[Entries taken from a collection]
·····

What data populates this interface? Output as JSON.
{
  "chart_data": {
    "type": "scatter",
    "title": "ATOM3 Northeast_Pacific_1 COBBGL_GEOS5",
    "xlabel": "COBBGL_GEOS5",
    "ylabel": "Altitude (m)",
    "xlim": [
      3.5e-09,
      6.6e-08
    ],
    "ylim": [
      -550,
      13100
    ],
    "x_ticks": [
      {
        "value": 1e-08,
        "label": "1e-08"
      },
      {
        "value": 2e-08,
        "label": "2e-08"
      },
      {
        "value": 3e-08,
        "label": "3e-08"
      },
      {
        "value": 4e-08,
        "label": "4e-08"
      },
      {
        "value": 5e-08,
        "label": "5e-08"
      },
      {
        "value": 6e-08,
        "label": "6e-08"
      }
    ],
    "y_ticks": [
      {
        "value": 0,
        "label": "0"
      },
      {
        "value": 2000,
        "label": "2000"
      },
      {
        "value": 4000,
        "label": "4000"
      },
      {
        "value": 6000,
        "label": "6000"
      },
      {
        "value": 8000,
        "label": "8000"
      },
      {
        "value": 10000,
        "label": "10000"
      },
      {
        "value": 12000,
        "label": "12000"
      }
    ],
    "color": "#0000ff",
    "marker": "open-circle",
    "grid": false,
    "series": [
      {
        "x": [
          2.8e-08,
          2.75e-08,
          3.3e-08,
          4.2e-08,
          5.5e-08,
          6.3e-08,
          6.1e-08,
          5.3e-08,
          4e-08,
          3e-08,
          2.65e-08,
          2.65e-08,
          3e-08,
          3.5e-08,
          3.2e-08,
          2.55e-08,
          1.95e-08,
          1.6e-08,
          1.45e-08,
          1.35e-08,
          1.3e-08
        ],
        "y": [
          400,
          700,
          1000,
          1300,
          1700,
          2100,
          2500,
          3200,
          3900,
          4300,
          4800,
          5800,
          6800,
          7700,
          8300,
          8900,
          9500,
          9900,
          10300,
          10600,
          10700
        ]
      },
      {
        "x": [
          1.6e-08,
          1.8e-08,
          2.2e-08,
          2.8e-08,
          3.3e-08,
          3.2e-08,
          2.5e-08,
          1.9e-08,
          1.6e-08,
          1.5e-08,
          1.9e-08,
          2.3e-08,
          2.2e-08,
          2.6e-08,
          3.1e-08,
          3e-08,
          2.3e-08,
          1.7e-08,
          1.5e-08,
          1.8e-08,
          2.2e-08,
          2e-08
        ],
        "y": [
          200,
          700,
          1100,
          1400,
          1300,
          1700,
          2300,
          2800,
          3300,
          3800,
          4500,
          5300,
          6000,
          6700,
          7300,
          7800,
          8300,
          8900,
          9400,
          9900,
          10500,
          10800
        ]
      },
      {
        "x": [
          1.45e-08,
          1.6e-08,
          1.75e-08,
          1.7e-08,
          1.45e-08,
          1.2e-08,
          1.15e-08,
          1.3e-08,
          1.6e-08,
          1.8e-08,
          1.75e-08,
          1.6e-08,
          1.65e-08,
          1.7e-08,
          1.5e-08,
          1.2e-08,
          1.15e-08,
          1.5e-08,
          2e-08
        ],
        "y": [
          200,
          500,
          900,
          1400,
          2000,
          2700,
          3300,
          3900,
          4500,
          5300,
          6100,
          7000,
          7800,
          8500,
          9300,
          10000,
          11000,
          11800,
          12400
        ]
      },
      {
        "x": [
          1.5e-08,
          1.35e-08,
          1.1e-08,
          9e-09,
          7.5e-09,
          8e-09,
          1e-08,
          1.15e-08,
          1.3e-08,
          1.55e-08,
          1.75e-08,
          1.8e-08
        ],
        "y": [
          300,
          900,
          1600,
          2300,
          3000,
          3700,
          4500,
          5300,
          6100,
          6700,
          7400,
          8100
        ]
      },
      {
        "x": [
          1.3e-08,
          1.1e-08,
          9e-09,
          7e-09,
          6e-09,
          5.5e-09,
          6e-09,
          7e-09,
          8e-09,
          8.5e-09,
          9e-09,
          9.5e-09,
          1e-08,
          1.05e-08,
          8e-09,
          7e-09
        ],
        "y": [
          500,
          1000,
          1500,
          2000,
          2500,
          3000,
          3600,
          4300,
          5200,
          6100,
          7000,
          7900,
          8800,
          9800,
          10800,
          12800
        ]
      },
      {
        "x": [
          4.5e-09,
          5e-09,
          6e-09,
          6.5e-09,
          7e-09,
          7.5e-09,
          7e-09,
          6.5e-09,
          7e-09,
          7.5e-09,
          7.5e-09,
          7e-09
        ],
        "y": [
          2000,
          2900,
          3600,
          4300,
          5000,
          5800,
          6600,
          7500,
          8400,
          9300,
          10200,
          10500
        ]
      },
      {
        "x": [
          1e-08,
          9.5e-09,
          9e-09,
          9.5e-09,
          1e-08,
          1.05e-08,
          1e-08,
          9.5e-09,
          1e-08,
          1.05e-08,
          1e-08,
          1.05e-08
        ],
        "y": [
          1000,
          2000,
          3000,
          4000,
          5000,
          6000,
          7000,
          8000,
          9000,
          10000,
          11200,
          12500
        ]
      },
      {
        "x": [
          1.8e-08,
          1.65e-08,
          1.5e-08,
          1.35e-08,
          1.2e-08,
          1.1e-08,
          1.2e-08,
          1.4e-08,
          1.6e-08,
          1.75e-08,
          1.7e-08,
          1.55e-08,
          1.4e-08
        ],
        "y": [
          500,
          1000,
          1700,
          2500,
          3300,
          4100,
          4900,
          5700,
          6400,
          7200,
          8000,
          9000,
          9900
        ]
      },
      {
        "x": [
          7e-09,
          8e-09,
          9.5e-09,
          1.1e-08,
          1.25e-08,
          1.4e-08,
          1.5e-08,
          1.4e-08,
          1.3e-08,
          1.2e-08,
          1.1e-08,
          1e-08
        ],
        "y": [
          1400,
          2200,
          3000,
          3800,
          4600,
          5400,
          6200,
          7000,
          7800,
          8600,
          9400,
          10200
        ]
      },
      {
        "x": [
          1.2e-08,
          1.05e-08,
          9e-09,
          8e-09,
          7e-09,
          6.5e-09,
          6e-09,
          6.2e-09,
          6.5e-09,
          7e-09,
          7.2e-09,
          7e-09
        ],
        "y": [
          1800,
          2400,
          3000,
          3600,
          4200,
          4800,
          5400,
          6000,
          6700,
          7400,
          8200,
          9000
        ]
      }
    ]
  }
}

·····

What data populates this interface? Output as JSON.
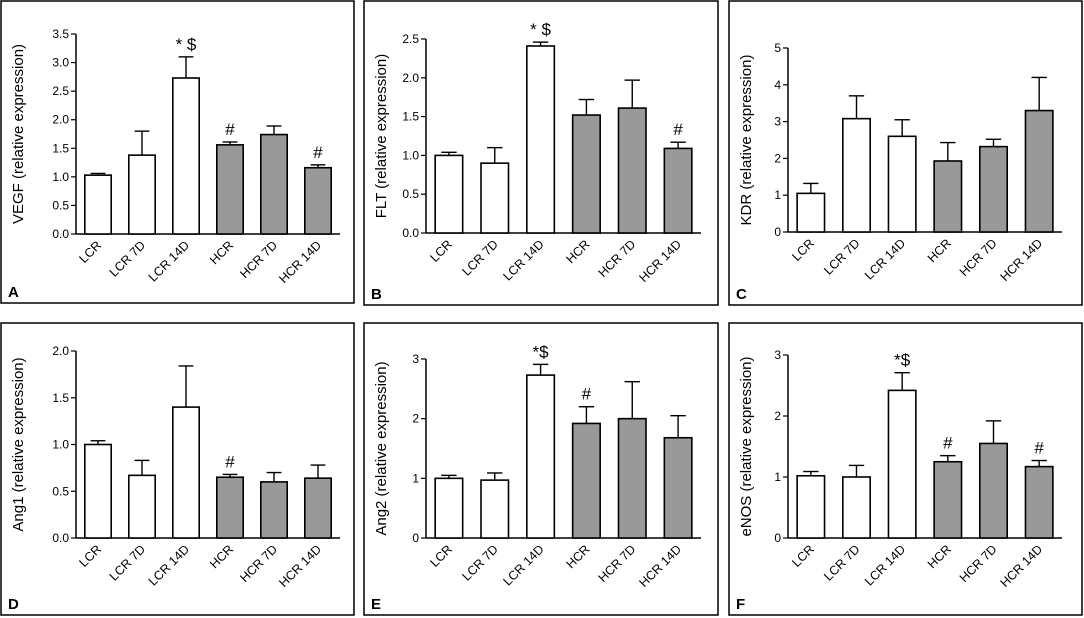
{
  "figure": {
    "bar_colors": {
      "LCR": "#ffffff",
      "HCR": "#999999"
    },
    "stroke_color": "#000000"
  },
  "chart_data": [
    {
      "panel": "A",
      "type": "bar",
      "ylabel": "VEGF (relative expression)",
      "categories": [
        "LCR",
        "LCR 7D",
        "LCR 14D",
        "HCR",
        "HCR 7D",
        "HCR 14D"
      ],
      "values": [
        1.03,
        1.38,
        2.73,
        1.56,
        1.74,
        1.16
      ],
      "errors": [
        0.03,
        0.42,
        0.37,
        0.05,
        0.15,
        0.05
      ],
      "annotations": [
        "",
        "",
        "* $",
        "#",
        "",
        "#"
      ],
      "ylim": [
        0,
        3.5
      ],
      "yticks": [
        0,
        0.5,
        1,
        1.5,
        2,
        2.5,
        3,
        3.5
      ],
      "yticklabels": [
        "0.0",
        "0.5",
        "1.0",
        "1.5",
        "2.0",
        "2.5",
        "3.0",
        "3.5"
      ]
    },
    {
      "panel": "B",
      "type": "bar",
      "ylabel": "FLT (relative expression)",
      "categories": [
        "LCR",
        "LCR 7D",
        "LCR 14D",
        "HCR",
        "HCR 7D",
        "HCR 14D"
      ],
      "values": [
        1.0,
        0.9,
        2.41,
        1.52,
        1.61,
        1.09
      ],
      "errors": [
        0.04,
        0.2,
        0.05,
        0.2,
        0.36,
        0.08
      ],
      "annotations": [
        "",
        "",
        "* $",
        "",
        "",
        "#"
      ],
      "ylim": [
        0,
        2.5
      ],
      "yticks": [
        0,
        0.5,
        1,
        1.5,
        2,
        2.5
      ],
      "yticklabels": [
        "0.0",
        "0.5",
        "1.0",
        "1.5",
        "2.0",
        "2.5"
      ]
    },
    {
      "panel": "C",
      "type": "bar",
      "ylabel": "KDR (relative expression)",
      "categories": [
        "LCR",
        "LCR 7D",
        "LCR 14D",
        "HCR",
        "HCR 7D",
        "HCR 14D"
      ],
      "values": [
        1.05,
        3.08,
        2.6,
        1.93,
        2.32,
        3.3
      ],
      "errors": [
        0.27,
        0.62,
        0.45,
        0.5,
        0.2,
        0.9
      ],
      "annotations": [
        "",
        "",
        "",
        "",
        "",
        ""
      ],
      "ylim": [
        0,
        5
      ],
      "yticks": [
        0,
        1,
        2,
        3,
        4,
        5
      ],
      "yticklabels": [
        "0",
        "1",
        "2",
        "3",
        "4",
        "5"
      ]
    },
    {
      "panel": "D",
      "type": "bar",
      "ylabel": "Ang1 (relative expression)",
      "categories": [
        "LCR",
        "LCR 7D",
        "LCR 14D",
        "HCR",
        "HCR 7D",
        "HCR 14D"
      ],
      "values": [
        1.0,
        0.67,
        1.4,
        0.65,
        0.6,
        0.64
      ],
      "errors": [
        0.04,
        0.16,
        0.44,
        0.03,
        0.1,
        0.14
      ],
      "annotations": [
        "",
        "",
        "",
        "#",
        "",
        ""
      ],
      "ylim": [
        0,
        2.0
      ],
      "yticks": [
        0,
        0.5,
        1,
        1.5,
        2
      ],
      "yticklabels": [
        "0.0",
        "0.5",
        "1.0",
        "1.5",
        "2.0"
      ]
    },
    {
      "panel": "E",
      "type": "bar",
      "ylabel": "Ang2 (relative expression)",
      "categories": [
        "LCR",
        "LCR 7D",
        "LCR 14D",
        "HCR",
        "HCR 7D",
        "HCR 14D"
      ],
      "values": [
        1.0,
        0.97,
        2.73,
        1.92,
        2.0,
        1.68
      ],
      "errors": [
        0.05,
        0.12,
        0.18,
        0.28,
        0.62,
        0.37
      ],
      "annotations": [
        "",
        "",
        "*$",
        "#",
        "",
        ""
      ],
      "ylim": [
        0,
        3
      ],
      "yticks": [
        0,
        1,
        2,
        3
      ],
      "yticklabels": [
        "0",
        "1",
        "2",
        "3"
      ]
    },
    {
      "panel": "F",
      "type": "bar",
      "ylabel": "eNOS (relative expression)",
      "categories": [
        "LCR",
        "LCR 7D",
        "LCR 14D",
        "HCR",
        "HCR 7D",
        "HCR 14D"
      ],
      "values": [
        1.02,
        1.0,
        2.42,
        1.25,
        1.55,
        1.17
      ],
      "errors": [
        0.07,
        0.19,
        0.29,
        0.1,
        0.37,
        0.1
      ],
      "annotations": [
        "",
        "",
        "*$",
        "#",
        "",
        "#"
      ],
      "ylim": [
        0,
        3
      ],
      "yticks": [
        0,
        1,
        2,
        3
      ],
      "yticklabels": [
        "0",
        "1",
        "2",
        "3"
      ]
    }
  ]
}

·····

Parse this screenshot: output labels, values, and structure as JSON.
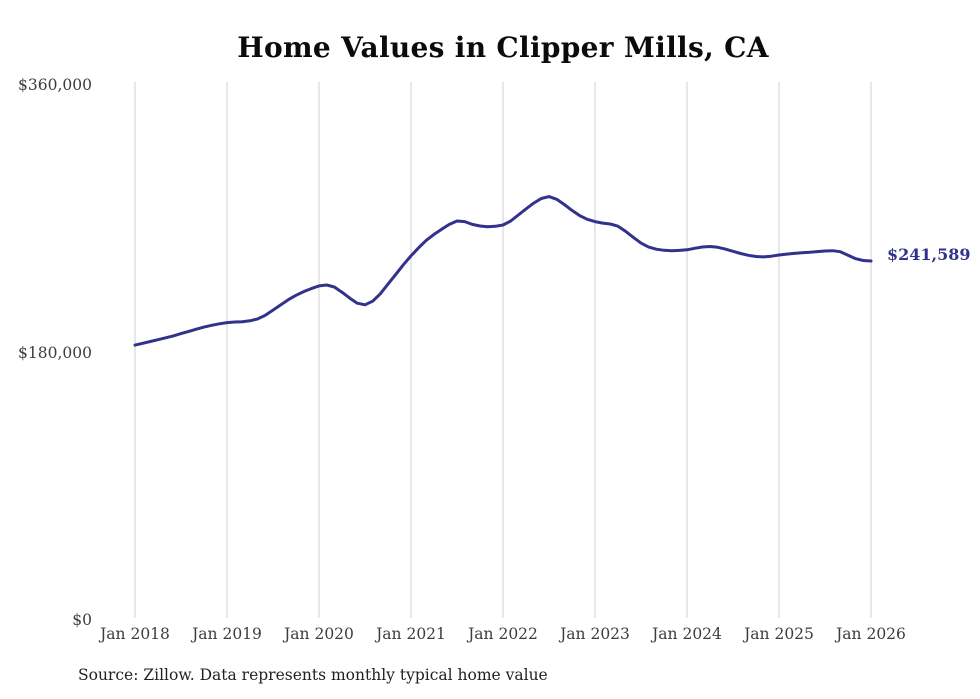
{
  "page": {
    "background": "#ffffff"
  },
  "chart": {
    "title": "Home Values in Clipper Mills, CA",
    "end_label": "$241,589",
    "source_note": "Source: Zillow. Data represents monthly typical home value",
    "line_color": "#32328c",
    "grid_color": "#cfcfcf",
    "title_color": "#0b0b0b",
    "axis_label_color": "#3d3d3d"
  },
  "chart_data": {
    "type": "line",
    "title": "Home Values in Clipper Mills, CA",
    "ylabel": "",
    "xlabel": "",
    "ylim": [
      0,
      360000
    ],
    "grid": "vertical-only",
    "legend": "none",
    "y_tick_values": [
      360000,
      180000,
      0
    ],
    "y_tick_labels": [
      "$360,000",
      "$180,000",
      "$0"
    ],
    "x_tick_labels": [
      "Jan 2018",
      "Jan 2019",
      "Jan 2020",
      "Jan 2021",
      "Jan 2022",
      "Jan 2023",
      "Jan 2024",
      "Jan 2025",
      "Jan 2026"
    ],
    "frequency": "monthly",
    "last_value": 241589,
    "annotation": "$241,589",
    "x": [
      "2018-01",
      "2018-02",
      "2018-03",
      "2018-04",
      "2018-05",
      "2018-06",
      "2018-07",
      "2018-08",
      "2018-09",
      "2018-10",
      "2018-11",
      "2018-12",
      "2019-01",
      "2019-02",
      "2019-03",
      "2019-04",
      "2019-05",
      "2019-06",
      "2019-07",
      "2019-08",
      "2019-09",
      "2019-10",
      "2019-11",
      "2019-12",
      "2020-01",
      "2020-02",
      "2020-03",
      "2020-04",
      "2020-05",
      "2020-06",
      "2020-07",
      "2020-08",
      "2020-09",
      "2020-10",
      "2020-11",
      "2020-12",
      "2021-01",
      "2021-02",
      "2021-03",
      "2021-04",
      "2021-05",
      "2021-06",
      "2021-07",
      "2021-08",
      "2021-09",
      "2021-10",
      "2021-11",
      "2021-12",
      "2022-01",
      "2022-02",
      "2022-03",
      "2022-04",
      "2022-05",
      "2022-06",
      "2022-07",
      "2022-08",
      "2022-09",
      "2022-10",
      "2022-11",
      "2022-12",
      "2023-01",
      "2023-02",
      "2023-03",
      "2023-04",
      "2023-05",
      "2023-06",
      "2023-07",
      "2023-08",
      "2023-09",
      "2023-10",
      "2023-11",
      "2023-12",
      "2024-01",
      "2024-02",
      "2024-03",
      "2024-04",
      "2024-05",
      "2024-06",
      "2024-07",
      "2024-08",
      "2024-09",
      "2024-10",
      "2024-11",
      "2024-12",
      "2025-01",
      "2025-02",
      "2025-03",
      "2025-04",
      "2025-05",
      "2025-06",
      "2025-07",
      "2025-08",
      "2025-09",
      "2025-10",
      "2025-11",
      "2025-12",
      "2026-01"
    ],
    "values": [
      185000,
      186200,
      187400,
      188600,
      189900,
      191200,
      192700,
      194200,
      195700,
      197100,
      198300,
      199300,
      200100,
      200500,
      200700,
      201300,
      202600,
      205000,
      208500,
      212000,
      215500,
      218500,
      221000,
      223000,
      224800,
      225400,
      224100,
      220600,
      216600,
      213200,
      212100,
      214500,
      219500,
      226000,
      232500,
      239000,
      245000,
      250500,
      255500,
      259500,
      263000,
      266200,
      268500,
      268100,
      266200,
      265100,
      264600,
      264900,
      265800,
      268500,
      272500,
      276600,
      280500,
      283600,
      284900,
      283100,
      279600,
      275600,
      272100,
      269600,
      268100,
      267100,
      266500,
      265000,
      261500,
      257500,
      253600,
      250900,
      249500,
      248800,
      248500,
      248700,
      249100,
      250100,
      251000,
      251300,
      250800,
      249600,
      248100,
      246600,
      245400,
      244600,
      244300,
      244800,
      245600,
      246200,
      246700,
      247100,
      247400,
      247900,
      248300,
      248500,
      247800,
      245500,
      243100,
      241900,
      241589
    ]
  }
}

·····

Given instruction:
Say how many lines hold the word "expression", giving the number and nothing else.

Written response:
6